◆ RECORDS SUPPLIED ◆

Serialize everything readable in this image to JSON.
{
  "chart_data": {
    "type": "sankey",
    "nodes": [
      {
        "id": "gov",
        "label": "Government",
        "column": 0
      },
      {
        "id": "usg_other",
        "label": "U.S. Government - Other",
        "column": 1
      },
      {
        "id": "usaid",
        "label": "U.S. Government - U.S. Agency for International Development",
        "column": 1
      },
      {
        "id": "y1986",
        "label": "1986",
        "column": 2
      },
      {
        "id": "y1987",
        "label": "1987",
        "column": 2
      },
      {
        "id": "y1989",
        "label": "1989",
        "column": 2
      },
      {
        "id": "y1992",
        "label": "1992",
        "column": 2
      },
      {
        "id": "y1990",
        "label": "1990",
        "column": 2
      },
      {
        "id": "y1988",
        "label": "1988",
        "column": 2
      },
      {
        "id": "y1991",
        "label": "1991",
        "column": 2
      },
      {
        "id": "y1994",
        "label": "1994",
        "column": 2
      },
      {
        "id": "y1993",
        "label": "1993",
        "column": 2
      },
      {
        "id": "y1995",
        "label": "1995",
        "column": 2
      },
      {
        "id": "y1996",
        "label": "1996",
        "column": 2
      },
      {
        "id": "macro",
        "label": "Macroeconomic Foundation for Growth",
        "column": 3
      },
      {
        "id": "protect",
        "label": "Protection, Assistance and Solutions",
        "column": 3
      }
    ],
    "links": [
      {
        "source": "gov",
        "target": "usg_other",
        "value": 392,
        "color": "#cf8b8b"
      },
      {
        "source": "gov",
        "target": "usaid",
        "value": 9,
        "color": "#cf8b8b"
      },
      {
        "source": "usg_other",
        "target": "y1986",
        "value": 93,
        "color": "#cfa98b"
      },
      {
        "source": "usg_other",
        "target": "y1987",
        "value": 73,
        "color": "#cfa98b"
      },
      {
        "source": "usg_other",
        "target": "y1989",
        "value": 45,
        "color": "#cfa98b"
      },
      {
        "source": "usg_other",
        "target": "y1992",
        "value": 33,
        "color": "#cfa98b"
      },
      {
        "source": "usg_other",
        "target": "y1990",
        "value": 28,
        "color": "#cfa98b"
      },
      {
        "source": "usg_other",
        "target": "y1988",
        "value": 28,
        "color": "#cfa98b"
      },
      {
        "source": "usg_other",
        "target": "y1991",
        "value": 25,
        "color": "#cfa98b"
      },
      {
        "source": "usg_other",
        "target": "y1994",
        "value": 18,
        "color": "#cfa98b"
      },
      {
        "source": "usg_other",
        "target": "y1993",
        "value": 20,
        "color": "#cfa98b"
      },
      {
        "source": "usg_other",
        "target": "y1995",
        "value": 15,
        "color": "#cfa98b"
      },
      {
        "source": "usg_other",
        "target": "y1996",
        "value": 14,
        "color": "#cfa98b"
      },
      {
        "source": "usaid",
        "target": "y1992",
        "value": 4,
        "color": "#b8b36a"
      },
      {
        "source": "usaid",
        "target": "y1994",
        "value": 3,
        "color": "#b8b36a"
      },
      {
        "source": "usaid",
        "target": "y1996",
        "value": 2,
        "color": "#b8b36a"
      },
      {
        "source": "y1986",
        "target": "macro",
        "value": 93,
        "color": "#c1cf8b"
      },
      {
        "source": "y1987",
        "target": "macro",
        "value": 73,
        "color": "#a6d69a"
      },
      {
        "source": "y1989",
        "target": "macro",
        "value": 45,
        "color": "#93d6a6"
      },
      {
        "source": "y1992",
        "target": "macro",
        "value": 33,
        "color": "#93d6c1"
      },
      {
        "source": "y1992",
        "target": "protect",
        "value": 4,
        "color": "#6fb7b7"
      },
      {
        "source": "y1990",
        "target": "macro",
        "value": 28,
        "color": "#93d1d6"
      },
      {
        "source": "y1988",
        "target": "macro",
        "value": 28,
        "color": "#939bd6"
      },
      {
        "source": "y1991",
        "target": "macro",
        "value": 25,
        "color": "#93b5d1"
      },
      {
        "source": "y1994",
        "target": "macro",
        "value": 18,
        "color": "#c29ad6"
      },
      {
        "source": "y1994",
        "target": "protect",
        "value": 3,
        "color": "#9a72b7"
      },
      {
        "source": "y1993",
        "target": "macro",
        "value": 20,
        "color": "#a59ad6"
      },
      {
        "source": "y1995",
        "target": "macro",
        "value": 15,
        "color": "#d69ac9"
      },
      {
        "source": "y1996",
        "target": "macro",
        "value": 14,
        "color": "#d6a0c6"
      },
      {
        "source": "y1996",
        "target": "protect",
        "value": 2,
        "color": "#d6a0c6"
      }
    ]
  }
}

--

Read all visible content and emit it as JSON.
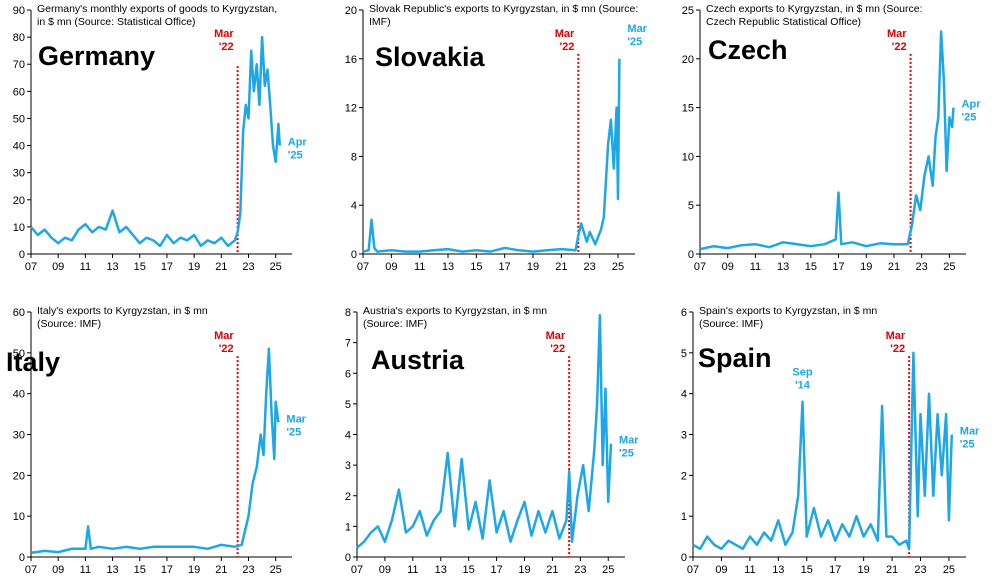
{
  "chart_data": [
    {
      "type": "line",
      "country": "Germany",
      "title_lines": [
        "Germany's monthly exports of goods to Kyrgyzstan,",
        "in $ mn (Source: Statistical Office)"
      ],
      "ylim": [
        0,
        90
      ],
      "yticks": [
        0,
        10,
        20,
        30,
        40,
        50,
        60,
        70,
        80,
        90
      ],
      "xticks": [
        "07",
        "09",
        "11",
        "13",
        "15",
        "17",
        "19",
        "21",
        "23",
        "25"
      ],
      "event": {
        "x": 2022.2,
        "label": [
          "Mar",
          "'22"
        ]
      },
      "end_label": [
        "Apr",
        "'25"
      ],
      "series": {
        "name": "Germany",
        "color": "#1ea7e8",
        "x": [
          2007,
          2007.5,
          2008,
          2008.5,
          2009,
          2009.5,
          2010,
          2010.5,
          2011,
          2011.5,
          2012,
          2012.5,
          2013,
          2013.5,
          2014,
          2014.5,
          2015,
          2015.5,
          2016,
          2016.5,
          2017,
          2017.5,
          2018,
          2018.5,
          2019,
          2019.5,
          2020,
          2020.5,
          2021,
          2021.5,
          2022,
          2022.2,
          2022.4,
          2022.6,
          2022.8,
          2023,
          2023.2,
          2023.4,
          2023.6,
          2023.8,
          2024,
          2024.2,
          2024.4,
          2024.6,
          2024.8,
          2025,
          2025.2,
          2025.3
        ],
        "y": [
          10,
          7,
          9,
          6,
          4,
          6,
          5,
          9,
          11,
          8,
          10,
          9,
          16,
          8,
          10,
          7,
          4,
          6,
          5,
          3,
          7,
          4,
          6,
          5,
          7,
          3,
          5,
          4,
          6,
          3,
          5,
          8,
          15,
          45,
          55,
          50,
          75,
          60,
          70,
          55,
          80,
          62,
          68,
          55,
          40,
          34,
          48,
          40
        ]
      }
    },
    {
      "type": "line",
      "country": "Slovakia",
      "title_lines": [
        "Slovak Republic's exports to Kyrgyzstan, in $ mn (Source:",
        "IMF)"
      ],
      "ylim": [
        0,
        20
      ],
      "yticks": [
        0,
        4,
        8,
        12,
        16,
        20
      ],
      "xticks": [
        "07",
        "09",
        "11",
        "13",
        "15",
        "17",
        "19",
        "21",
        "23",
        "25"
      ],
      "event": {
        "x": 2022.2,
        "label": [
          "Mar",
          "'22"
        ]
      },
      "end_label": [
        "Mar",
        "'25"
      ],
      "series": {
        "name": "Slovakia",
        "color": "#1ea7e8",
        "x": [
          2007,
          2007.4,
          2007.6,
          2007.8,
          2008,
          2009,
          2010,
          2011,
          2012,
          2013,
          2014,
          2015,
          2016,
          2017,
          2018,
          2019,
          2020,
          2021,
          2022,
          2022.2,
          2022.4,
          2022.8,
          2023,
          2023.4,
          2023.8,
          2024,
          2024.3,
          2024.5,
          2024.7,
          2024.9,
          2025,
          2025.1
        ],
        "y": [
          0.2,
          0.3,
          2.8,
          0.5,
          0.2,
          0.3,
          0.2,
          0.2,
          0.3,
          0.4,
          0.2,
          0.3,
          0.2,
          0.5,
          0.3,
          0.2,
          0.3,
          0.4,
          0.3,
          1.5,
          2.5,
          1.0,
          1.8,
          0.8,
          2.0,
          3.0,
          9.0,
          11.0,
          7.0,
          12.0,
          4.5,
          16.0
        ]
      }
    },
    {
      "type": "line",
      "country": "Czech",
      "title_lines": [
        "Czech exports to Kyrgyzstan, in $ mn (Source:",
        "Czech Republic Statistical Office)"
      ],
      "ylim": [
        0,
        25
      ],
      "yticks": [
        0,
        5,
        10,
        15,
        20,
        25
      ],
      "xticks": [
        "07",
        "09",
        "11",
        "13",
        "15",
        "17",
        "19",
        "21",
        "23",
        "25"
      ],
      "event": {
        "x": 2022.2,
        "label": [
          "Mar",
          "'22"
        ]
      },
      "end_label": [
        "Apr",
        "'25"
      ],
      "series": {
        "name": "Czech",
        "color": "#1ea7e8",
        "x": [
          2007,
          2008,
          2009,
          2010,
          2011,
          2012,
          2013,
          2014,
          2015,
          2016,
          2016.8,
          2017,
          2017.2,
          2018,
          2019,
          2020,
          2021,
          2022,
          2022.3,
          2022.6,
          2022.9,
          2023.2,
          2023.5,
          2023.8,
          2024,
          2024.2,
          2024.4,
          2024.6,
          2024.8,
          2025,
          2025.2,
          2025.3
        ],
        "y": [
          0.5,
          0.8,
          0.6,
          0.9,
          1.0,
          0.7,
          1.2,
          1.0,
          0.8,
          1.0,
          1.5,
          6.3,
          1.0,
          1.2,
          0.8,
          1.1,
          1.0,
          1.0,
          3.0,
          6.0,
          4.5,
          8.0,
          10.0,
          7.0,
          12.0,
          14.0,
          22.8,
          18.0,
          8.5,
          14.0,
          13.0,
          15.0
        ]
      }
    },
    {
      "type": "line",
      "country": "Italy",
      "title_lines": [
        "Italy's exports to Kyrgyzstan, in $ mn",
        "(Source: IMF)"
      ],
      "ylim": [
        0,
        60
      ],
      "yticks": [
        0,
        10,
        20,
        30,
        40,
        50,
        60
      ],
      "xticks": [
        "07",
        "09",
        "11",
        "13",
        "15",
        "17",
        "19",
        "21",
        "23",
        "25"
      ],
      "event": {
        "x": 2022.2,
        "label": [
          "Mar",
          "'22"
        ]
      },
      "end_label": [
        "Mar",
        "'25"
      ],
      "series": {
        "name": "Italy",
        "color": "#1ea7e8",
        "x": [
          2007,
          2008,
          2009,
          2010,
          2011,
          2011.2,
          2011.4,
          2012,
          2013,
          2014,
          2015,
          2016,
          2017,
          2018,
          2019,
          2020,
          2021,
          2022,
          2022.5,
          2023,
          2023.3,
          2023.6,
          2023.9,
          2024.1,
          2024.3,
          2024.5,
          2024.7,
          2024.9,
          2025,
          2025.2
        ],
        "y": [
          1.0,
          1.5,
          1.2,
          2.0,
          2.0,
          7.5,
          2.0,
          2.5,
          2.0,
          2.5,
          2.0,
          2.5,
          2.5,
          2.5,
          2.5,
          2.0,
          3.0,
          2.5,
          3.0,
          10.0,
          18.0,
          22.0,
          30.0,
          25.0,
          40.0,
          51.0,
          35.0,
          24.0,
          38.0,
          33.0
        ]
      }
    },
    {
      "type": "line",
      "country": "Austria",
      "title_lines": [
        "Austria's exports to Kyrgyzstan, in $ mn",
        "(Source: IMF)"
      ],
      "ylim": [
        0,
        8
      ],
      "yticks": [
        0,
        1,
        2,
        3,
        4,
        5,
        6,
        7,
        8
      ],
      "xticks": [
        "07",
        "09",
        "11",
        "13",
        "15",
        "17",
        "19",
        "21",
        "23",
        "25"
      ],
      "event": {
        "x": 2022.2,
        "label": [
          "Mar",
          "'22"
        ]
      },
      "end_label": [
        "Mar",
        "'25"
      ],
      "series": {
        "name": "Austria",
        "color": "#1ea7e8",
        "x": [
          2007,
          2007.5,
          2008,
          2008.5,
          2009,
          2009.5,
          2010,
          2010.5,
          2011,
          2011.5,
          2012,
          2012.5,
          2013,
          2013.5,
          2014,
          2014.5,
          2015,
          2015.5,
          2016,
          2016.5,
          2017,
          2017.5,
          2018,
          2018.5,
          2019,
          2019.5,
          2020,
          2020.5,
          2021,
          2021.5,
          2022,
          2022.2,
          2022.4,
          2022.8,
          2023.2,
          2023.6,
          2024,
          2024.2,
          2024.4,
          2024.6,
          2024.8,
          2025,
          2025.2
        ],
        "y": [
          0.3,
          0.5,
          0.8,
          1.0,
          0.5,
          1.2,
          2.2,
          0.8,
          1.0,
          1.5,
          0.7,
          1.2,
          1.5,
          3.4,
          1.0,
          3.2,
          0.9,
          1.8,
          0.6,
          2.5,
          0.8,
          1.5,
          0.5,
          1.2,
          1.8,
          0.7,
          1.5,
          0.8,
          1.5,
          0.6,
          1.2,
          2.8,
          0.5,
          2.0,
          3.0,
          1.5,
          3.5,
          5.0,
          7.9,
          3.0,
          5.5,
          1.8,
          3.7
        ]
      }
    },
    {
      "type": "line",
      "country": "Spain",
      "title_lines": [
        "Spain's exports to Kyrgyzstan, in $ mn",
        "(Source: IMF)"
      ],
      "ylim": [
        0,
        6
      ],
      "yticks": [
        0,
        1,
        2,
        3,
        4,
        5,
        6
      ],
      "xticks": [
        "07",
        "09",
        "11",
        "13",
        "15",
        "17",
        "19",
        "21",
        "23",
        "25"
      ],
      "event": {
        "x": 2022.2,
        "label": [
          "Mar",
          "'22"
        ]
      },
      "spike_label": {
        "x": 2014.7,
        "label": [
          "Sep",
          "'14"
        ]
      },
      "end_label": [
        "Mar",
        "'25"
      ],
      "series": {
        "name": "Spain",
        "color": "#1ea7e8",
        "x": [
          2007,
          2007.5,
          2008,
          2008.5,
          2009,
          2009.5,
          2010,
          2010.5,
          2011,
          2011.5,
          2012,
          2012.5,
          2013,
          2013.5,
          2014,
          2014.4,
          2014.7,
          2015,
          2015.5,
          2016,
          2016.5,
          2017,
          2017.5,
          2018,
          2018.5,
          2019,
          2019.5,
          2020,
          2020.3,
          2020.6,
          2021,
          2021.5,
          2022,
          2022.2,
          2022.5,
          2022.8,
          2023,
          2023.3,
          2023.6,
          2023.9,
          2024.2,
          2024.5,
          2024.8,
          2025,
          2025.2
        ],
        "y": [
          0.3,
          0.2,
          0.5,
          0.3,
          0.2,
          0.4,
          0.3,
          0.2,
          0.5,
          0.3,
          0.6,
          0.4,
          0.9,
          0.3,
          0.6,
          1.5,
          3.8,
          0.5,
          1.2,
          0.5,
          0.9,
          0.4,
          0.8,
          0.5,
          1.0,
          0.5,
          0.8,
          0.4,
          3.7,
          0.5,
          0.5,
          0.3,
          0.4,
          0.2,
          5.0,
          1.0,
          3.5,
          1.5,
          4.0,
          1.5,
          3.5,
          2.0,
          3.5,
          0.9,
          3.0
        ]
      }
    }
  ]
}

--

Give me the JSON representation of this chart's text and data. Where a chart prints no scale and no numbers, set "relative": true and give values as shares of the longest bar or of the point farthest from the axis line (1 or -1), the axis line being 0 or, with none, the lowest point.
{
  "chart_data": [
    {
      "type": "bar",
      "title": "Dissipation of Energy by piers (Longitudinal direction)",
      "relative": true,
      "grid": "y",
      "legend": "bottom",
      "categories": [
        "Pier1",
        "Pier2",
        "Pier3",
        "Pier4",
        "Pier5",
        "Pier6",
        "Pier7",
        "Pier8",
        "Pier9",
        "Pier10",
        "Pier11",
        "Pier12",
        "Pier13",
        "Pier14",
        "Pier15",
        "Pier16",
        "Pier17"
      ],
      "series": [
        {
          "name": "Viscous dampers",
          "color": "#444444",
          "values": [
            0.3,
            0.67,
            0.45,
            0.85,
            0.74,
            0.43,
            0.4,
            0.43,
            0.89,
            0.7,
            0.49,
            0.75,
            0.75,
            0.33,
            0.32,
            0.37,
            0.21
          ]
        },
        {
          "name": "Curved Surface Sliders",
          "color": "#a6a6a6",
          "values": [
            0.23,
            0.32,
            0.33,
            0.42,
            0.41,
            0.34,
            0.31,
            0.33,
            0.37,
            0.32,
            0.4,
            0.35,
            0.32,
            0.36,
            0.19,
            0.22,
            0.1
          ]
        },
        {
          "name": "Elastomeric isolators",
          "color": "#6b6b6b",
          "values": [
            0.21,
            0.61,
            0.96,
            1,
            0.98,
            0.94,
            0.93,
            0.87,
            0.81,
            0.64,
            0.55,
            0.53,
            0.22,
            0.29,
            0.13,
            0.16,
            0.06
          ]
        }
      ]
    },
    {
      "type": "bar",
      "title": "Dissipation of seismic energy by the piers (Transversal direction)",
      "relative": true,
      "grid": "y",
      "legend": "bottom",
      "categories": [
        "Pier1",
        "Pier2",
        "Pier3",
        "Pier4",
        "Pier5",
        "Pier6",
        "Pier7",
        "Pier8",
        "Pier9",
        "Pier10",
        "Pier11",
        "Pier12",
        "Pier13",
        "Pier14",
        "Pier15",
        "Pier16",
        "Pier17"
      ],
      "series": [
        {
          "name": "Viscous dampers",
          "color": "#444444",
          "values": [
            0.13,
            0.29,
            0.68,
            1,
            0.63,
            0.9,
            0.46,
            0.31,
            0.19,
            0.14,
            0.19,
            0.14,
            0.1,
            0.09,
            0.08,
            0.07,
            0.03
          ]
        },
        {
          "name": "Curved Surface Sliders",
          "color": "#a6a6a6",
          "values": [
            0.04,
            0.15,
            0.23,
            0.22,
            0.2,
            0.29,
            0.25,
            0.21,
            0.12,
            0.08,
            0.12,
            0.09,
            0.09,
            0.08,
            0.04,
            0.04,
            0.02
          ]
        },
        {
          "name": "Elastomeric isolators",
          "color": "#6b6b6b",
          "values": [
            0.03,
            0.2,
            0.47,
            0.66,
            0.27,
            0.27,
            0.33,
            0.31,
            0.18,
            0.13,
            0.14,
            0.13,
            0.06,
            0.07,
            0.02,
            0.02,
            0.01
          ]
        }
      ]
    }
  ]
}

◆ WORK TO COMPLETE ◆
Reply with nothing but the number of lines that contain the word "direction".

◆ CORRECT OUTPUT ◆
2